[Instruction]
Transcribe every entry word for word, but skip the images.
## BEGIN Data for this task
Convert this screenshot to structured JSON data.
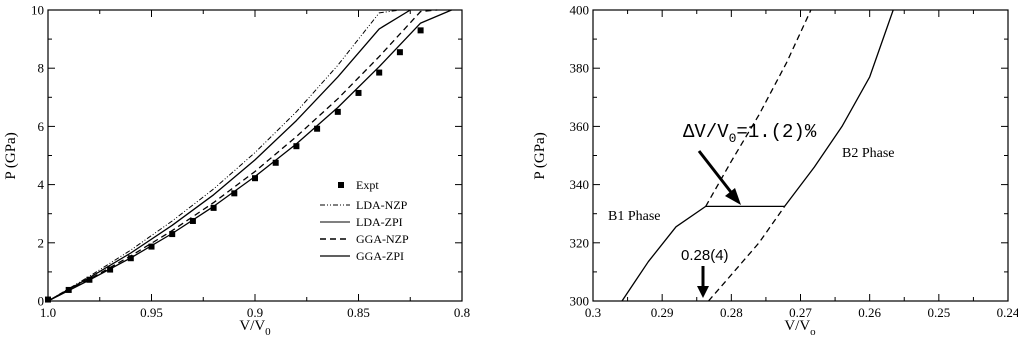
{
  "chart_data": [
    {
      "type": "line",
      "xlabel": "V/V",
      "xlabel_sub": "0",
      "ylabel": "P (GPa)",
      "xlim": [
        1.0,
        0.8
      ],
      "ylim": [
        0,
        10
      ],
      "x_ticks": [
        1.0,
        0.95,
        0.9,
        0.85,
        0.8
      ],
      "x_tick_labels": [
        "1.0",
        "0.95",
        "0.9",
        "0.85",
        "0.8"
      ],
      "y_ticks": [
        0,
        2,
        4,
        6,
        8,
        10
      ],
      "y_tick_labels": [
        "0",
        "2",
        "4",
        "6",
        "8",
        "10"
      ],
      "legend_position": "lower-right",
      "series": [
        {
          "name": "Expt",
          "style": "square-markers",
          "color": "#000000",
          "x": [
            1.0,
            0.99,
            0.98,
            0.97,
            0.96,
            0.95,
            0.94,
            0.93,
            0.92,
            0.91,
            0.9,
            0.89,
            0.88,
            0.87,
            0.86,
            0.85,
            0.84,
            0.83,
            0.82
          ],
          "y": [
            0.05,
            0.38,
            0.73,
            1.08,
            1.47,
            1.87,
            2.3,
            2.75,
            3.2,
            3.7,
            4.22,
            4.75,
            5.32,
            5.92,
            6.5,
            7.15,
            7.85,
            8.55,
            9.3
          ]
        },
        {
          "name": "LDA-NZP",
          "style": "dash-dot-dot",
          "color": "#000000",
          "x": [
            1.0,
            0.98,
            0.96,
            0.94,
            0.92,
            0.9,
            0.88,
            0.86,
            0.84,
            0.83
          ],
          "y": [
            0.0,
            0.85,
            1.75,
            2.75,
            3.85,
            5.1,
            6.5,
            8.1,
            9.9,
            10.0
          ]
        },
        {
          "name": "LDA-ZPI",
          "style": "solid",
          "color": "#000000",
          "x": [
            1.0,
            0.98,
            0.96,
            0.94,
            0.92,
            0.9,
            0.88,
            0.86,
            0.84,
            0.825
          ],
          "y": [
            0.0,
            0.8,
            1.65,
            2.6,
            3.65,
            4.85,
            6.2,
            7.7,
            9.35,
            10.0
          ]
        },
        {
          "name": "GGA-NZP",
          "style": "dashed",
          "color": "#000000",
          "x": [
            1.0,
            0.98,
            0.96,
            0.94,
            0.92,
            0.9,
            0.88,
            0.86,
            0.84,
            0.82,
            0.812
          ],
          "y": [
            0.0,
            0.75,
            1.55,
            2.42,
            3.38,
            4.45,
            5.65,
            6.95,
            8.4,
            9.95,
            10.0
          ]
        },
        {
          "name": "GGA-ZPI",
          "style": "solid",
          "color": "#000000",
          "x": [
            1.0,
            0.98,
            0.96,
            0.94,
            0.92,
            0.9,
            0.88,
            0.86,
            0.84,
            0.82,
            0.805
          ],
          "y": [
            0.0,
            0.72,
            1.48,
            2.32,
            3.25,
            4.28,
            5.4,
            6.65,
            8.05,
            9.55,
            10.0
          ]
        }
      ]
    },
    {
      "type": "line",
      "xlabel": "V/V",
      "xlabel_sub": "o",
      "ylabel": "P (GPa)",
      "xlim": [
        0.3,
        0.24
      ],
      "ylim": [
        300,
        400
      ],
      "x_ticks": [
        0.3,
        0.29,
        0.28,
        0.27,
        0.26,
        0.25,
        0.24
      ],
      "x_tick_labels": [
        "0.3",
        "0.29",
        "0.28",
        "0.27",
        "0.26",
        "0.25",
        "0.24"
      ],
      "y_ticks": [
        300,
        320,
        340,
        360,
        380,
        400
      ],
      "y_tick_labels": [
        "300",
        "320",
        "340",
        "360",
        "380",
        "400"
      ],
      "series": [
        {
          "style": "solid",
          "color": "#000000",
          "x": [
            0.2958,
            0.292,
            0.288,
            0.2837,
            0.2837
          ],
          "y": [
            300,
            313.5,
            325.5,
            332.5,
            332.5
          ]
        },
        {
          "style": "solid",
          "color": "#000000",
          "x": [
            0.2723,
            0.268,
            0.264,
            0.26,
            0.2566
          ],
          "y": [
            332.5,
            346,
            360,
            377,
            400
          ]
        },
        {
          "style": "dashed",
          "color": "#000000",
          "x": [
            0.2837,
            0.28,
            0.276,
            0.272,
            0.2685
          ],
          "y": [
            332.5,
            348,
            364,
            382,
            400
          ]
        },
        {
          "style": "dashed",
          "color": "#000000",
          "x": [
            0.2833,
            0.28,
            0.276,
            0.2723
          ],
          "y": [
            300,
            309,
            320,
            332.5
          ]
        },
        {
          "style": "solid",
          "color": "#000000",
          "x": [
            0.2837,
            0.2723
          ],
          "y": [
            332.5,
            332.5
          ]
        }
      ],
      "annotations": {
        "delta_label": "ΔV/V",
        "delta_sub": "0",
        "delta_value": "=1.(2)%",
        "b1_label": "B1 Phase",
        "b2_label": "B2 Phase",
        "transition_value": "0.28(4)"
      }
    }
  ]
}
## END Data for this task
[Output for this task]
Convert this screenshot to structured JSON data.
{
  "chart_data": [
    {
      "type": "line",
      "xlabel": "V/V",
      "xlabel_sub": "0",
      "ylabel": "P (GPa)",
      "xlim": [
        1.0,
        0.8
      ],
      "ylim": [
        0,
        10
      ],
      "x_ticks": [
        1.0,
        0.95,
        0.9,
        0.85,
        0.8
      ],
      "x_tick_labels": [
        "1.0",
        "0.95",
        "0.9",
        "0.85",
        "0.8"
      ],
      "y_ticks": [
        0,
        2,
        4,
        6,
        8,
        10
      ],
      "y_tick_labels": [
        "0",
        "2",
        "4",
        "6",
        "8",
        "10"
      ],
      "legend_position": "lower-right",
      "series": [
        {
          "name": "Expt",
          "style": "square-markers",
          "color": "#000000",
          "x": [
            1.0,
            0.99,
            0.98,
            0.97,
            0.96,
            0.95,
            0.94,
            0.93,
            0.92,
            0.91,
            0.9,
            0.89,
            0.88,
            0.87,
            0.86,
            0.85,
            0.84,
            0.83,
            0.82
          ],
          "y": [
            0.05,
            0.38,
            0.73,
            1.08,
            1.47,
            1.87,
            2.3,
            2.75,
            3.2,
            3.7,
            4.22,
            4.75,
            5.32,
            5.92,
            6.5,
            7.15,
            7.85,
            8.55,
            9.3
          ]
        },
        {
          "name": "LDA-NZP",
          "style": "dash-dot-dot",
          "color": "#000000",
          "x": [
            1.0,
            0.98,
            0.96,
            0.94,
            0.92,
            0.9,
            0.88,
            0.86,
            0.84,
            0.83
          ],
          "y": [
            0.0,
            0.85,
            1.75,
            2.75,
            3.85,
            5.1,
            6.5,
            8.1,
            9.9,
            10.0
          ]
        },
        {
          "name": "LDA-ZPI",
          "style": "solid",
          "color": "#000000",
          "x": [
            1.0,
            0.98,
            0.96,
            0.94,
            0.92,
            0.9,
            0.88,
            0.86,
            0.84,
            0.825
          ],
          "y": [
            0.0,
            0.8,
            1.65,
            2.6,
            3.65,
            4.85,
            6.2,
            7.7,
            9.35,
            10.0
          ]
        },
        {
          "name": "GGA-NZP",
          "style": "dashed",
          "color": "#000000",
          "x": [
            1.0,
            0.98,
            0.96,
            0.94,
            0.92,
            0.9,
            0.88,
            0.86,
            0.84,
            0.82,
            0.812
          ],
          "y": [
            0.0,
            0.75,
            1.55,
            2.42,
            3.38,
            4.45,
            5.65,
            6.95,
            8.4,
            9.95,
            10.0
          ]
        },
        {
          "name": "GGA-ZPI",
          "style": "solid",
          "color": "#000000",
          "x": [
            1.0,
            0.98,
            0.96,
            0.94,
            0.92,
            0.9,
            0.88,
            0.86,
            0.84,
            0.82,
            0.805
          ],
          "y": [
            0.0,
            0.72,
            1.48,
            2.32,
            3.25,
            4.28,
            5.4,
            6.65,
            8.05,
            9.55,
            10.0
          ]
        }
      ]
    },
    {
      "type": "line",
      "xlabel": "V/V",
      "xlabel_sub": "o",
      "ylabel": "P (GPa)",
      "xlim": [
        0.3,
        0.24
      ],
      "ylim": [
        300,
        400
      ],
      "x_ticks": [
        0.3,
        0.29,
        0.28,
        0.27,
        0.26,
        0.25,
        0.24
      ],
      "x_tick_labels": [
        "0.3",
        "0.29",
        "0.28",
        "0.27",
        "0.26",
        "0.25",
        "0.24"
      ],
      "y_ticks": [
        300,
        320,
        340,
        360,
        380,
        400
      ],
      "y_tick_labels": [
        "300",
        "320",
        "340",
        "360",
        "380",
        "400"
      ],
      "series": [
        {
          "style": "solid",
          "color": "#000000",
          "x": [
            0.2958,
            0.292,
            0.288,
            0.2837,
            0.2837
          ],
          "y": [
            300,
            313.5,
            325.5,
            332.5,
            332.5
          ]
        },
        {
          "style": "solid",
          "color": "#000000",
          "x": [
            0.2723,
            0.268,
            0.264,
            0.26,
            0.2566
          ],
          "y": [
            332.5,
            346,
            360,
            377,
            400
          ]
        },
        {
          "style": "dashed",
          "color": "#000000",
          "x": [
            0.2837,
            0.28,
            0.276,
            0.272,
            0.2685
          ],
          "y": [
            332.5,
            348,
            364,
            382,
            400
          ]
        },
        {
          "style": "dashed",
          "color": "#000000",
          "x": [
            0.2833,
            0.28,
            0.276,
            0.2723
          ],
          "y": [
            300,
            309,
            320,
            332.5
          ]
        },
        {
          "style": "solid",
          "color": "#000000",
          "x": [
            0.2837,
            0.2723
          ],
          "y": [
            332.5,
            332.5
          ]
        }
      ],
      "annotations": {
        "delta_label": "ΔV/V",
        "delta_sub": "0",
        "delta_value": "=1.(2)%",
        "b1_label": "B1 Phase",
        "b2_label": "B2 Phase",
        "transition_value": "0.28(4)"
      }
    }
  ]
}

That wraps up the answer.